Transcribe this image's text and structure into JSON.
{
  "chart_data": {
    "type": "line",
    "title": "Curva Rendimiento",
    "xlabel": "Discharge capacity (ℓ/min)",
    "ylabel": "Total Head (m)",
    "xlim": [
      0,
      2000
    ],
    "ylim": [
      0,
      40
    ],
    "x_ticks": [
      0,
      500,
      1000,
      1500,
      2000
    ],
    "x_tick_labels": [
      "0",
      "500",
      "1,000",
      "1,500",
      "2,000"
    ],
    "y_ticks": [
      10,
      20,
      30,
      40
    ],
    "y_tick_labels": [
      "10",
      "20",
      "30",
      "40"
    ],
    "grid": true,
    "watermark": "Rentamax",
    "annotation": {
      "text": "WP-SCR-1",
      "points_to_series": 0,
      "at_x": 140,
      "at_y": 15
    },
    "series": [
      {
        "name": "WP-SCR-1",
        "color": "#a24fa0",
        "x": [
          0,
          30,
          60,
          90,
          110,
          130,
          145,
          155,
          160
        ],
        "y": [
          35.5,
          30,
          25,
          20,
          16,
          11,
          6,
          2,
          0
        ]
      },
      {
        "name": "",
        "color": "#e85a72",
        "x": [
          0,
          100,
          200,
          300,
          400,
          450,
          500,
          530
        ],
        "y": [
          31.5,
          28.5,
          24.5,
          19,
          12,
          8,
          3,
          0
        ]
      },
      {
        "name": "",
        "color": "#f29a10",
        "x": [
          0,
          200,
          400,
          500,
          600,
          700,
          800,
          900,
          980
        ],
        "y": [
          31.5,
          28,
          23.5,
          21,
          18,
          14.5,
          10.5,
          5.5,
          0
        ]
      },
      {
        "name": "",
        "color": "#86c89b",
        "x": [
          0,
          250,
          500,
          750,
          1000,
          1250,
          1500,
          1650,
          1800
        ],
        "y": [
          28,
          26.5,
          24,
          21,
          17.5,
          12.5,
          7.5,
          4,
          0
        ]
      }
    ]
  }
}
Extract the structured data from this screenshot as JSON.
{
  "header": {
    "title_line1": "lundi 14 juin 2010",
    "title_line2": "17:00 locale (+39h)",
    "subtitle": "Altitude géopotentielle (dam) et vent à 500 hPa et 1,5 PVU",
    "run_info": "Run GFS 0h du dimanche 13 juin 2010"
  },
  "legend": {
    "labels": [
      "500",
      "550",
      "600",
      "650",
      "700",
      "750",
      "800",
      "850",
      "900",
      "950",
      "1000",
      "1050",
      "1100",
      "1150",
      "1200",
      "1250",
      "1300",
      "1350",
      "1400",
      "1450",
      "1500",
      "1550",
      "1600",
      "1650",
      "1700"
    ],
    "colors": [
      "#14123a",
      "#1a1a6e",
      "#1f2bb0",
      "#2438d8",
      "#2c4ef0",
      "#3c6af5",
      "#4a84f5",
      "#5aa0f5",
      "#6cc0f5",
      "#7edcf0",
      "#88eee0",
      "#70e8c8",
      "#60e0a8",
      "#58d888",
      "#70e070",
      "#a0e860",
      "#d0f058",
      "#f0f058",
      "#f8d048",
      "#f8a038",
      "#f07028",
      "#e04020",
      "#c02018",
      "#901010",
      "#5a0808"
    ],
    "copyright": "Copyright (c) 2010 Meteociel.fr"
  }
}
----
What you have to do: Return a copy of every line that includes the word "juin".

Answer to this problem:
    "title_line1": "lundi 14 juin 2010",
    "run_info": "Run GFS 0h du dimanche 13 juin 2010"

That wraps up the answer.